>>>>>

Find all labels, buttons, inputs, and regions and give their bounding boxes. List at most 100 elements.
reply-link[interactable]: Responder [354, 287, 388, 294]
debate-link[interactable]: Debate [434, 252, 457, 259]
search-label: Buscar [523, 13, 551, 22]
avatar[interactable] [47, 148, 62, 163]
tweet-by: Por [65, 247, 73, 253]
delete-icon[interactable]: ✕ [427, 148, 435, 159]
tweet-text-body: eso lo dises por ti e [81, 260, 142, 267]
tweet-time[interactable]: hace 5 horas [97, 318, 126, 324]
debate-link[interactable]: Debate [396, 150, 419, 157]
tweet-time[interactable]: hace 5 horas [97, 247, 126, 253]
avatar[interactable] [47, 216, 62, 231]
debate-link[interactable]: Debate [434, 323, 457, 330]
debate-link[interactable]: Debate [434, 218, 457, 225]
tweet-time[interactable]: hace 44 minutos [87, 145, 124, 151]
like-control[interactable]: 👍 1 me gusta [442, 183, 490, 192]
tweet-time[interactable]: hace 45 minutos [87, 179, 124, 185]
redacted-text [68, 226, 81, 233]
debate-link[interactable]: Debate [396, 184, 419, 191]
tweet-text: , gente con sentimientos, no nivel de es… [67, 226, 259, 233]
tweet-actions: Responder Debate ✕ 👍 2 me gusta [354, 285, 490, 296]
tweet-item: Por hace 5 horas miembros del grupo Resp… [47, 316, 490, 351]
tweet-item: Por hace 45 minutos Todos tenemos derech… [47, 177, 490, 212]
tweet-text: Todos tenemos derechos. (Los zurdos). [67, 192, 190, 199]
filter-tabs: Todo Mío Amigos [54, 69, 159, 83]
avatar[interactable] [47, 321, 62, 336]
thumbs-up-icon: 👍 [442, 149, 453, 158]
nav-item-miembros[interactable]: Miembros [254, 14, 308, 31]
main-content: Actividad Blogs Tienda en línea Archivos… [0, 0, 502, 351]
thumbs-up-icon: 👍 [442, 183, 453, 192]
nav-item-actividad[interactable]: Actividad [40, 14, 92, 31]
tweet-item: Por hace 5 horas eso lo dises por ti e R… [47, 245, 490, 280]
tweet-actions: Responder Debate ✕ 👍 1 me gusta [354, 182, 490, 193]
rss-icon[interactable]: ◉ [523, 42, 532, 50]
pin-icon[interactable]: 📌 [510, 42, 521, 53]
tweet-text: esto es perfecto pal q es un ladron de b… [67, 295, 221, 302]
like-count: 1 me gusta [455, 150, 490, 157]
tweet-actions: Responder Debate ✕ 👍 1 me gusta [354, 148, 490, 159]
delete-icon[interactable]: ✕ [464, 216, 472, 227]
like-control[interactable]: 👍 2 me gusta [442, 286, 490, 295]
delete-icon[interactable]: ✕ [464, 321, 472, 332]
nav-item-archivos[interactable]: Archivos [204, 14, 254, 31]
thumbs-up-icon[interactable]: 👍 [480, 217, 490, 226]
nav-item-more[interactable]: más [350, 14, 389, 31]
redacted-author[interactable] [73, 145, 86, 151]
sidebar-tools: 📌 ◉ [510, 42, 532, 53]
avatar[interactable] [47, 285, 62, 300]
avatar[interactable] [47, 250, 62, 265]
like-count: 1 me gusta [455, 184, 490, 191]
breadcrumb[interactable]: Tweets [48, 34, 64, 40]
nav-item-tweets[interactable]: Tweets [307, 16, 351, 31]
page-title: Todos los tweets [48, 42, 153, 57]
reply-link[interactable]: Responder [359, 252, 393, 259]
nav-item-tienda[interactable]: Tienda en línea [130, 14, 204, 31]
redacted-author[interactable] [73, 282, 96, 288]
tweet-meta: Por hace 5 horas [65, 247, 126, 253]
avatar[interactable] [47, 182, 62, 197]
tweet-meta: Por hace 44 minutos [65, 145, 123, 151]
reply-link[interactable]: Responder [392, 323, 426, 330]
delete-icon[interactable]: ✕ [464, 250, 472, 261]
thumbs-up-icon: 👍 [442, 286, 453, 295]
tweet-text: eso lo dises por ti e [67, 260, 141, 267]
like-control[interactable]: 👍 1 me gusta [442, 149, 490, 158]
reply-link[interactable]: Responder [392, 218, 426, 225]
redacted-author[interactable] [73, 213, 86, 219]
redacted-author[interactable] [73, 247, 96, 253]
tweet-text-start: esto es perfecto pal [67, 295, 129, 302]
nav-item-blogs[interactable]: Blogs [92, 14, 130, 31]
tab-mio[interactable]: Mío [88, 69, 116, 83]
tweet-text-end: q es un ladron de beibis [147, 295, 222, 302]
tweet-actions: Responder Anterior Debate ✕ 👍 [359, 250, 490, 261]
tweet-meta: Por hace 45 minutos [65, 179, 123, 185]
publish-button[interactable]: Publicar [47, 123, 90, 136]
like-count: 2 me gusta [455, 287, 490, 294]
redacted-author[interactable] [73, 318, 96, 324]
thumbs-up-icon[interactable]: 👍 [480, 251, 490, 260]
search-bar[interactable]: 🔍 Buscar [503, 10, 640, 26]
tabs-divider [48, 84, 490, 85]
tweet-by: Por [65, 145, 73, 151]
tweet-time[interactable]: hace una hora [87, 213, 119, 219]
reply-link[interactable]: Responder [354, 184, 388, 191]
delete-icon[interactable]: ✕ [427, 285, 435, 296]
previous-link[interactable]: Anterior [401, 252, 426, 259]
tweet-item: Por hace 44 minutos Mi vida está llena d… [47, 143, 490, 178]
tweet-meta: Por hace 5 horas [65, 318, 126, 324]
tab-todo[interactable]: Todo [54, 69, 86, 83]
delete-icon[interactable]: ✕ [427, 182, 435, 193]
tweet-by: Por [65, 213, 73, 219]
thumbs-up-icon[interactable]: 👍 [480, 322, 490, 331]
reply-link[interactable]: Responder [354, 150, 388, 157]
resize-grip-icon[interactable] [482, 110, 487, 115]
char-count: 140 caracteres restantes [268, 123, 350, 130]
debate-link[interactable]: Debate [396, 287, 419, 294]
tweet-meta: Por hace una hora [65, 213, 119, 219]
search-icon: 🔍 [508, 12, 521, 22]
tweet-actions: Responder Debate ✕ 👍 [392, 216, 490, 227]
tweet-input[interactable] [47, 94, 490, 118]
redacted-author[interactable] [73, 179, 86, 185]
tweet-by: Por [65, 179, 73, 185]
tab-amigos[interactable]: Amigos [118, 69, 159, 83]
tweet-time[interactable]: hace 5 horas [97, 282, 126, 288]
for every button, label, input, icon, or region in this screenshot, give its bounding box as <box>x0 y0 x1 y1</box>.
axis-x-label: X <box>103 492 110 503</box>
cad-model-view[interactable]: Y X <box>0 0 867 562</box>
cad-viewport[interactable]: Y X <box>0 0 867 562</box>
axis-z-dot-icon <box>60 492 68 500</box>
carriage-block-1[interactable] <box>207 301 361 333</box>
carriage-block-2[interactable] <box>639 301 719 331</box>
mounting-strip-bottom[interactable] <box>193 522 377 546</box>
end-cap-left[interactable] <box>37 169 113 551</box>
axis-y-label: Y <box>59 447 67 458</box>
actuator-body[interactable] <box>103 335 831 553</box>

<<<<<

◆ What you need to do
Rewrite the listing with every "Responder" switched to "Contestar", and leave everything else unchanged.

◆ Solution
Find all labels, buttons, inputs, and regions and give their bounding boxes. List at most 100 elements.
reply-link[interactable]: Contestar [354, 287, 388, 294]
debate-link[interactable]: Debate [434, 252, 457, 259]
search-label: Buscar [523, 13, 551, 22]
avatar[interactable] [47, 148, 62, 163]
tweet-by: Por [65, 247, 73, 253]
delete-icon[interactable]: ✕ [427, 148, 435, 159]
tweet-text-body: eso lo dises por ti e [81, 260, 142, 267]
tweet-time[interactable]: hace 5 horas [97, 318, 126, 324]
debate-link[interactable]: Debate [396, 150, 419, 157]
tweet-time[interactable]: hace 5 horas [97, 247, 126, 253]
avatar[interactable] [47, 216, 62, 231]
debate-link[interactable]: Debate [434, 323, 457, 330]
debate-link[interactable]: Debate [434, 218, 457, 225]
tweet-time[interactable]: hace 44 minutos [87, 145, 124, 151]
like-control[interactable]: 👍 1 me gusta [442, 183, 490, 192]
tweet-time[interactable]: hace 45 minutos [87, 179, 124, 185]
redacted-text [68, 226, 81, 233]
debate-link[interactable]: Debate [396, 184, 419, 191]
tweet-text: , gente con sentimientos, no nivel de es… [67, 226, 259, 233]
tweet-actions: Contestar Debate ✕ 👍 2 me gusta [354, 285, 490, 296]
tweet-item: Por hace 5 horas miembros del grupo Resp… [47, 316, 490, 351]
tweet-item: Por hace 45 minutos Todos tenemos derech… [47, 177, 490, 212]
tweet-text: Todos tenemos derechos. (Los zurdos). [67, 192, 190, 199]
filter-tabs: Todo Mío Amigos [54, 69, 159, 83]
avatar[interactable] [47, 321, 62, 336]
thumbs-up-icon: 👍 [442, 149, 453, 158]
nav-item-miembros[interactable]: Miembros [254, 14, 308, 31]
main-content: Actividad Blogs Tienda en línea Archivos… [0, 0, 502, 351]
thumbs-up-icon: 👍 [442, 183, 453, 192]
nav-item-actividad[interactable]: Actividad [40, 14, 92, 31]
tweet-item: Por hace 5 horas eso lo dises por ti e R… [47, 245, 490, 280]
tweet-actions: Contestar Debate ✕ 👍 1 me gusta [354, 182, 490, 193]
rss-icon[interactable]: ◉ [523, 42, 532, 50]
pin-icon[interactable]: 📌 [510, 42, 521, 53]
tweet-text: esto es perfecto pal q es un ladron de b… [67, 295, 221, 302]
like-count: 1 me gusta [455, 150, 490, 157]
tweet-actions: Contestar Debate ✕ 👍 1 me gusta [354, 148, 490, 159]
delete-icon[interactable]: ✕ [464, 216, 472, 227]
like-control[interactable]: 👍 2 me gusta [442, 286, 490, 295]
delete-icon[interactable]: ✕ [464, 321, 472, 332]
nav-item-archivos[interactable]: Archivos [204, 14, 254, 31]
thumbs-up-icon[interactable]: 👍 [480, 217, 490, 226]
nav-item-more[interactable]: más [350, 14, 389, 31]
redacted-author[interactable] [73, 145, 86, 151]
sidebar-tools: 📌 ◉ [510, 42, 532, 53]
avatar[interactable] [47, 285, 62, 300]
avatar[interactable] [47, 250, 62, 265]
like-count: 1 me gusta [455, 184, 490, 191]
breadcrumb[interactable]: Tweets [48, 34, 64, 40]
nav-item-tweets[interactable]: Tweets [307, 16, 351, 31]
page-title: Todos los tweets [48, 42, 153, 57]
reply-link[interactable]: Contestar [359, 252, 393, 259]
nav-item-tienda[interactable]: Tienda en línea [130, 14, 204, 31]
redacted-author[interactable] [73, 282, 96, 288]
tweet-meta: Por hace 5 horas [65, 247, 126, 253]
avatar[interactable] [47, 182, 62, 197]
tweet-meta: Por hace 44 minutos [65, 145, 123, 151]
reply-link[interactable]: Contestar [392, 323, 426, 330]
delete-icon[interactable]: ✕ [464, 250, 472, 261]
thumbs-up-icon: 👍 [442, 286, 453, 295]
tweet-text: eso lo dises por ti e [67, 260, 141, 267]
like-control[interactable]: 👍 1 me gusta [442, 149, 490, 158]
reply-link[interactable]: Contestar [392, 218, 426, 225]
redacted-author[interactable] [73, 213, 86, 219]
redacted-author[interactable] [73, 247, 96, 253]
tweet-text-start: esto es perfecto pal [67, 295, 129, 302]
nav-item-blogs[interactable]: Blogs [92, 14, 130, 31]
tab-mio[interactable]: Mío [88, 69, 116, 83]
tweet-text-end: q es un ladron de beibis [147, 295, 222, 302]
tweet-actions: Contestar Anterior Debate ✕ 👍 [359, 250, 490, 261]
tweet-meta: Por hace 45 minutos [65, 179, 123, 185]
publish-button[interactable]: Publicar [47, 123, 90, 136]
like-count: 2 me gusta [455, 287, 490, 294]
redacted-author[interactable] [73, 318, 96, 324]
thumbs-up-icon[interactable]: 👍 [480, 251, 490, 260]
search-bar[interactable]: 🔍 Buscar [503, 10, 640, 26]
tabs-divider [48, 84, 490, 85]
tweet-by: Por [65, 145, 73, 151]
tweet-time[interactable]: hace una hora [87, 213, 119, 219]
reply-link[interactable]: Contestar [354, 184, 388, 191]
delete-icon[interactable]: ✕ [427, 285, 435, 296]
previous-link[interactable]: Anterior [401, 252, 426, 259]
tweet-item: Por hace 44 minutos Mi vida está llena d… [47, 143, 490, 178]
tweet-meta: Por hace 5 horas [65, 318, 126, 324]
tab-todo[interactable]: Todo [54, 69, 86, 83]
delete-icon[interactable]: ✕ [427, 182, 435, 193]
tweet-by: Por [65, 213, 73, 219]
thumbs-up-icon[interactable]: 👍 [480, 322, 490, 331]
reply-link[interactable]: Contestar [354, 150, 388, 157]
resize-grip-icon[interactable] [482, 110, 487, 115]
char-count: 140 caracteres restantes [268, 123, 350, 130]
debate-link[interactable]: Debate [396, 287, 419, 294]
tweet-meta: Por hace una hora [65, 213, 119, 219]
search-icon: 🔍 [508, 12, 521, 22]
tweet-actions: Contestar Debate ✕ 👍 [392, 216, 490, 227]
tweet-input[interactable] [47, 94, 490, 118]
redacted-author[interactable] [73, 179, 86, 185]
tweet-by: Por [65, 179, 73, 185]
tab-amigos[interactable]: Amigos [118, 69, 159, 83]
tweet-time[interactable]: hace 5 horas [97, 282, 126, 288]
for every button, label, input, icon, or region in this screenshot, give its bounding box as <box>x0 y0 x1 y1</box>.
axis-x-label: X <box>103 492 110 503</box>
cad-model-view[interactable]: Y X <box>0 0 867 562</box>
cad-viewport[interactable]: Y X <box>0 0 867 562</box>
axis-z-dot-icon <box>60 492 68 500</box>
carriage-block-1[interactable] <box>207 301 361 333</box>
carriage-block-2[interactable] <box>639 301 719 331</box>
mounting-strip-bottom[interactable] <box>193 522 377 546</box>
end-cap-left[interactable] <box>37 169 113 551</box>
axis-y-label: Y <box>59 447 67 458</box>
actuator-body[interactable] <box>103 335 831 553</box>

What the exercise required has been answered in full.